__Problem to work on__. Below are some records. Count the lines with "this" in them and give nothing but the total.

** START **

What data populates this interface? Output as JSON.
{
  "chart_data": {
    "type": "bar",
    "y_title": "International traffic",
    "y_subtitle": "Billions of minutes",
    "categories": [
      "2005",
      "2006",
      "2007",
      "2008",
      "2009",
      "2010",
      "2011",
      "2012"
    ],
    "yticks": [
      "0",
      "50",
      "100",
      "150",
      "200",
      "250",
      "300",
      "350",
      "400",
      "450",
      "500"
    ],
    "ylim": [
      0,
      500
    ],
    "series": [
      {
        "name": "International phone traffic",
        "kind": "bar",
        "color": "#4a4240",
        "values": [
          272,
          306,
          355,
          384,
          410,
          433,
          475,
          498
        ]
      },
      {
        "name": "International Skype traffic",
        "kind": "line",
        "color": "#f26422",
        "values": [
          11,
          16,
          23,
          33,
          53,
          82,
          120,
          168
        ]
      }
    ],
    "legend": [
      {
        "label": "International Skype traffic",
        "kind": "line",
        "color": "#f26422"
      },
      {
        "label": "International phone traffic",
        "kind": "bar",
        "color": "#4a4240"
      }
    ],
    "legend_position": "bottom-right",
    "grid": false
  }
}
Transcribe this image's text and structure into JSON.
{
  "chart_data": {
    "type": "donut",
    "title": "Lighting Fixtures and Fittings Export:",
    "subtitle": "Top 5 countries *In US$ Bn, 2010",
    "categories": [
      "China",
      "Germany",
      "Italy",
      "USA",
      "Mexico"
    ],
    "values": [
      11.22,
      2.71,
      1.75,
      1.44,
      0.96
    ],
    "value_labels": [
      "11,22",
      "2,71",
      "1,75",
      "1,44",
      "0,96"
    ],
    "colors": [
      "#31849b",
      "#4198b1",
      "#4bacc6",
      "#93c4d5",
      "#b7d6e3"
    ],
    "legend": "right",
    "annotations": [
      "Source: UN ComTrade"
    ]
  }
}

** END **

__Completed exercise__. 2